Problem to solve ▸
In the listing that follows, count the lines holding the word "population" and report only that number.

Records ▸
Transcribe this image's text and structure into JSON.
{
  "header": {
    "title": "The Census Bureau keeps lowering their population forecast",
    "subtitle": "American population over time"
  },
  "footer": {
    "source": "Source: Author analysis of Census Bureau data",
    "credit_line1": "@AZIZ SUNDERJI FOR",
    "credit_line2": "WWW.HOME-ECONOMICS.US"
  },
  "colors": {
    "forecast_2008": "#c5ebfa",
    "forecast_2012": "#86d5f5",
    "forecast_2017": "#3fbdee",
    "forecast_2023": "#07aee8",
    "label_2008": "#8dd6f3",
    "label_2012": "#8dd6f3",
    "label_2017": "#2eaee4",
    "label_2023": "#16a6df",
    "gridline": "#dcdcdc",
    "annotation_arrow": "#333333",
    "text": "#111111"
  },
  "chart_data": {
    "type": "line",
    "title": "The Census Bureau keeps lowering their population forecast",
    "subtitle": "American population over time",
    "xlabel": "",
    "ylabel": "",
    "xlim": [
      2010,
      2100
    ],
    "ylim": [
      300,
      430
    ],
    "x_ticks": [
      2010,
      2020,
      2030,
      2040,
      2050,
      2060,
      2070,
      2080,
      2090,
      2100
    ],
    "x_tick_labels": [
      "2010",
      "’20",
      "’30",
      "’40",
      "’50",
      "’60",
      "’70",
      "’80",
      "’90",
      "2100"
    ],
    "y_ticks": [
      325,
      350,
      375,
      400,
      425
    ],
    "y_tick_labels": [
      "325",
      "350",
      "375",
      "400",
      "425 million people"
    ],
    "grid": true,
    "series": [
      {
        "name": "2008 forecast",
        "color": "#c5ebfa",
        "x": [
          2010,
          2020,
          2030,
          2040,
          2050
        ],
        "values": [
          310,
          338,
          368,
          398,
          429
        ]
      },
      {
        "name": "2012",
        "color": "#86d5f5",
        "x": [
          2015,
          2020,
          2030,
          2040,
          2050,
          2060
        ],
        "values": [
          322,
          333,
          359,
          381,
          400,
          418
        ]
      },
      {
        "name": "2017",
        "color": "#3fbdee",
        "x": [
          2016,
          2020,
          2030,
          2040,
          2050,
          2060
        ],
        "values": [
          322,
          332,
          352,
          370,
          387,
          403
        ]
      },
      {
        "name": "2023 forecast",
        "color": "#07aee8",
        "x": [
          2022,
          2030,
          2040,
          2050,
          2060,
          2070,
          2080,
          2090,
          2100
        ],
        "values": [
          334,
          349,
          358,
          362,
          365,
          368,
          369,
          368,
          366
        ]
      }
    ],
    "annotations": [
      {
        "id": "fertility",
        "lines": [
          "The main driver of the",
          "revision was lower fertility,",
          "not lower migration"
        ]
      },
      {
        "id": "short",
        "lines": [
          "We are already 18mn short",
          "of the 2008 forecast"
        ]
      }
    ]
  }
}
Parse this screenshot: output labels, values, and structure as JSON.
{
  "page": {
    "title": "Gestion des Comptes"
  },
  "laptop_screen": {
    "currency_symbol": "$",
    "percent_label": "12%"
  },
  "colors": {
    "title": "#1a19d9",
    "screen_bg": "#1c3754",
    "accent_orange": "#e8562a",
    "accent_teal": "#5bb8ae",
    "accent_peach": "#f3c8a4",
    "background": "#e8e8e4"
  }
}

Output of the task ▸
4